▶ **STATED PROBLEM**:
Determine how many lines contain the string "name" and reply with that number alone.

——

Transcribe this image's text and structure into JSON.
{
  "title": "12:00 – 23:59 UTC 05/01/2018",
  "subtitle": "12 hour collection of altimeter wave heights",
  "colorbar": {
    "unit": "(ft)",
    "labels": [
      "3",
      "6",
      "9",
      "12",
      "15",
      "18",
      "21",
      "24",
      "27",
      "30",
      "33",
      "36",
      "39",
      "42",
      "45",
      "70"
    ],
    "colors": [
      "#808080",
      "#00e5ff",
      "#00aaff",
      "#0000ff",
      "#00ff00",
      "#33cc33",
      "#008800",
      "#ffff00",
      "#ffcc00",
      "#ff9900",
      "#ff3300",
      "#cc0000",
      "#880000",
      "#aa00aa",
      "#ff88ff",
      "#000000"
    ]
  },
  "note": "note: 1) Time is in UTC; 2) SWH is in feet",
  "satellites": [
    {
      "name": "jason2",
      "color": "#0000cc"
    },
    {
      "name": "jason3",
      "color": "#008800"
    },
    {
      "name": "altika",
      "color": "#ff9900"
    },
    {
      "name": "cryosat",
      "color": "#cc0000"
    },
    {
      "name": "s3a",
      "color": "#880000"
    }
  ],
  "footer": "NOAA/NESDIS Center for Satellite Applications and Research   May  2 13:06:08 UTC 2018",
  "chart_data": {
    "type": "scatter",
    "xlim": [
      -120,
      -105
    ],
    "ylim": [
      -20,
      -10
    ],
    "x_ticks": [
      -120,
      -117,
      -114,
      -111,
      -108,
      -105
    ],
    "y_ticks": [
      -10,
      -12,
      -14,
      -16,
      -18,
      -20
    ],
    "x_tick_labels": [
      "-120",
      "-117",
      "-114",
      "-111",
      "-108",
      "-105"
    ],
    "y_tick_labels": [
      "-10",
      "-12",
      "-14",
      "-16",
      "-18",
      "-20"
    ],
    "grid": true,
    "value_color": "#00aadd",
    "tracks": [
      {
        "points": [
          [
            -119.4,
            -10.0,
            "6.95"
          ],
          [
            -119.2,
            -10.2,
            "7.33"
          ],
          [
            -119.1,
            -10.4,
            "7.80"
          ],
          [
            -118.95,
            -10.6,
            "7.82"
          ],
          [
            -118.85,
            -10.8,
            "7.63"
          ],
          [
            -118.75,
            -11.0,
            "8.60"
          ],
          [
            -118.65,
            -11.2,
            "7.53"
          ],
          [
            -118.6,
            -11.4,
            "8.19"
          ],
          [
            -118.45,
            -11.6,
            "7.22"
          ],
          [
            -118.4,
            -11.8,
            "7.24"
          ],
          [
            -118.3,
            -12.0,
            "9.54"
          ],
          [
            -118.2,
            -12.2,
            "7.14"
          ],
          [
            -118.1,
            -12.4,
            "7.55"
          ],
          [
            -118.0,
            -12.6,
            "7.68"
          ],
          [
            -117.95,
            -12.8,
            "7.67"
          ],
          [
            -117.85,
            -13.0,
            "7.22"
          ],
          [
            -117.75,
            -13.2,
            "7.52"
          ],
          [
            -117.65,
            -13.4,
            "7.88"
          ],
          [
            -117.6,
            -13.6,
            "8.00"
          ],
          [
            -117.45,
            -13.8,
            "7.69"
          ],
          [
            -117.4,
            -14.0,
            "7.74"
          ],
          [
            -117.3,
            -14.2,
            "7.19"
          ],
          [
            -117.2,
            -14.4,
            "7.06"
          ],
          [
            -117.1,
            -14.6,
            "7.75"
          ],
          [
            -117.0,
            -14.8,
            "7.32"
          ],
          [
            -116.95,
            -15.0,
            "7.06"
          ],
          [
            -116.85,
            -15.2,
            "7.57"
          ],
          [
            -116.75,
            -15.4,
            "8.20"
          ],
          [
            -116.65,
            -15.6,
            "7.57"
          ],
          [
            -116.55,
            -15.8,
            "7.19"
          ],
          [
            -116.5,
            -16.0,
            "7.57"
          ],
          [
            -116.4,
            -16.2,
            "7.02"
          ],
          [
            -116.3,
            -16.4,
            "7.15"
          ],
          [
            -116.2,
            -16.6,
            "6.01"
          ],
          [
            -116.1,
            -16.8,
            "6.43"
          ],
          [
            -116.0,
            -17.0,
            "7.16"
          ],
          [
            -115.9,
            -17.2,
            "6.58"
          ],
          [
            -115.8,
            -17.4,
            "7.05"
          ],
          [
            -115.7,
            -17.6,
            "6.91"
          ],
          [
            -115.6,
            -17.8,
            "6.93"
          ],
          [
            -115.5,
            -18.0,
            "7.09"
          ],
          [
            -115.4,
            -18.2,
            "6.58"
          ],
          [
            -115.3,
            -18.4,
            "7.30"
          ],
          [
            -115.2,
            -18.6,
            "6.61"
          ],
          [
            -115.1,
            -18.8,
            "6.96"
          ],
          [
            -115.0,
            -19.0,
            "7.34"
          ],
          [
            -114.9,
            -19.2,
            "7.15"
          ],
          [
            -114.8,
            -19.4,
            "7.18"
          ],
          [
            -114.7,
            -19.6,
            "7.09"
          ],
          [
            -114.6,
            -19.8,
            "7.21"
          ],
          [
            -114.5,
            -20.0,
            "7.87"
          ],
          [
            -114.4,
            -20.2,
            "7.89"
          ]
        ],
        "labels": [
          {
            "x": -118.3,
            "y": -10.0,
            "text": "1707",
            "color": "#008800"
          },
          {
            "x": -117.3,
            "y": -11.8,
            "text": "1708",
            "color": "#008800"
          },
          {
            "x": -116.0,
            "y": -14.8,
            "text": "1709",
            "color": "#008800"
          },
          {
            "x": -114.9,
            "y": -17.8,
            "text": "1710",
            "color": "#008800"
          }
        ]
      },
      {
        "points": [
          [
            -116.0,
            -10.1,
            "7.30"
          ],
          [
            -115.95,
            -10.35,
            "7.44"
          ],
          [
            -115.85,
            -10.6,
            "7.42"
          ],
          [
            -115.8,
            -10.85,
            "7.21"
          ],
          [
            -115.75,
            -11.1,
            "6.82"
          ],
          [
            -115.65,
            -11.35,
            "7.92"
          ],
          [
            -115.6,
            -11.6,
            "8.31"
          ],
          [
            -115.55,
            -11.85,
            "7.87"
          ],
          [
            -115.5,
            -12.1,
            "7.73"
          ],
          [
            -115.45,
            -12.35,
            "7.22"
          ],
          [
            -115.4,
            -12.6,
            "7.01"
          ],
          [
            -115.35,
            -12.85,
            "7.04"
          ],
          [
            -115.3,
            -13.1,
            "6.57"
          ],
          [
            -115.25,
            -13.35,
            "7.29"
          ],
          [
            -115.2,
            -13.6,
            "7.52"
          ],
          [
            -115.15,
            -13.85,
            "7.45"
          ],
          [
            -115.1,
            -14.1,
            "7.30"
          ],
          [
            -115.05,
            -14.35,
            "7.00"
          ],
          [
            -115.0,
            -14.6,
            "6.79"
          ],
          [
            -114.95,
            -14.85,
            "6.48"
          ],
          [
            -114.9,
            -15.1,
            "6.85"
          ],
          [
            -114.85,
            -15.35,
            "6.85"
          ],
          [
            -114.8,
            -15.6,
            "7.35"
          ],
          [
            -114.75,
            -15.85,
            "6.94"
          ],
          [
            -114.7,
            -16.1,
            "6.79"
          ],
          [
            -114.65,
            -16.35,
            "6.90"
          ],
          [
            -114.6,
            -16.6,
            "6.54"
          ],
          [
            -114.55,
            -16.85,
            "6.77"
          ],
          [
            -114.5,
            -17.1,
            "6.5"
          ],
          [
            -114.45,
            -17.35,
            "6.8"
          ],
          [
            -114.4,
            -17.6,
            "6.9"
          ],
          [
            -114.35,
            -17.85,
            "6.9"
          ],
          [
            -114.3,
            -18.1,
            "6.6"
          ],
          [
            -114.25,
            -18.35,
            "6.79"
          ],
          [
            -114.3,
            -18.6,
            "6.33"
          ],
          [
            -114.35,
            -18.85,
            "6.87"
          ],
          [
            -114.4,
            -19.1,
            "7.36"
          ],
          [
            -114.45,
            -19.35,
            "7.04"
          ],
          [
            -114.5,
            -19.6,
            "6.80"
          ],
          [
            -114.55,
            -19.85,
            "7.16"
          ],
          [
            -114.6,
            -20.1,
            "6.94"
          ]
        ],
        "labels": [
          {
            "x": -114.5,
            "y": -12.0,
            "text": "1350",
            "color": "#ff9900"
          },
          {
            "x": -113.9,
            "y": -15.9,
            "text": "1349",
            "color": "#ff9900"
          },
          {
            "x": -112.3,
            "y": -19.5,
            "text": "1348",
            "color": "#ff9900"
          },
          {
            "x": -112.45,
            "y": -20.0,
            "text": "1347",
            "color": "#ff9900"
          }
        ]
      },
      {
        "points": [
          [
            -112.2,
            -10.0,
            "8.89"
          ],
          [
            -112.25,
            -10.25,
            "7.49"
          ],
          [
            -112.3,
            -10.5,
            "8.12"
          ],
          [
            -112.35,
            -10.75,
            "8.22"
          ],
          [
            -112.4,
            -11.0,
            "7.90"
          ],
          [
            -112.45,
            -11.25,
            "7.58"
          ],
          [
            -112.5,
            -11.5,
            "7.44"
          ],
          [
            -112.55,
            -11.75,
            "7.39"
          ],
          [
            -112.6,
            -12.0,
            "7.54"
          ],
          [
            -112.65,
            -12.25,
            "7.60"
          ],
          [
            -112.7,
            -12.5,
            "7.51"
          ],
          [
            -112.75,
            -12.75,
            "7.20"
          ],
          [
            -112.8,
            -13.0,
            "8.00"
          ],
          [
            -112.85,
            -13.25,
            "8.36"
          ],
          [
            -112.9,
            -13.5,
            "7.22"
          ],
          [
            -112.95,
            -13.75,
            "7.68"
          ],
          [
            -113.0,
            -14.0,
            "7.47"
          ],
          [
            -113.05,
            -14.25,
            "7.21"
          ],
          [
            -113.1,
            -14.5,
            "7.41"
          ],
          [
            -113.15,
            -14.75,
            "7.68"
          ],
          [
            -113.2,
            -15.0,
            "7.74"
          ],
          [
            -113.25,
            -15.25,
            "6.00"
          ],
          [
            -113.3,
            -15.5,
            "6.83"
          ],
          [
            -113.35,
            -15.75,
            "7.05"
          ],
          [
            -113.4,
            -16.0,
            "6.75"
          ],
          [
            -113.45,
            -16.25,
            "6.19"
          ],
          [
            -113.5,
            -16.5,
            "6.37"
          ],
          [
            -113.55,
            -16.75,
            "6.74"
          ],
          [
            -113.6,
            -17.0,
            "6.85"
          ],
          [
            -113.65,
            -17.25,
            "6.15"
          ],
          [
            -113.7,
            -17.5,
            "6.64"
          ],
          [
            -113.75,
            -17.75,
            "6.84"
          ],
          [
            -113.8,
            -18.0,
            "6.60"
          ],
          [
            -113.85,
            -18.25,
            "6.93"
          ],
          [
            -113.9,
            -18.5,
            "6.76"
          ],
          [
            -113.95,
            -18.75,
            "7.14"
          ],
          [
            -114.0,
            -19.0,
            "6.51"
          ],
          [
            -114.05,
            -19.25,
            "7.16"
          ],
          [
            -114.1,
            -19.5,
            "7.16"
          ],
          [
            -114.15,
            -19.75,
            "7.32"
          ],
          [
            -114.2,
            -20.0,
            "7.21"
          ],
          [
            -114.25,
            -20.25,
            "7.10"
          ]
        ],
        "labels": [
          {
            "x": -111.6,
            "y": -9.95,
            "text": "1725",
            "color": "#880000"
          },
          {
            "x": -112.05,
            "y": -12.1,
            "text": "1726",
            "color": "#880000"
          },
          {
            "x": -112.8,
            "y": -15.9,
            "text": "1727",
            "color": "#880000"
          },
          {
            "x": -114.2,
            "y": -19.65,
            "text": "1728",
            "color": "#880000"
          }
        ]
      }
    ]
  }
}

——

▶ **RESULT**:
5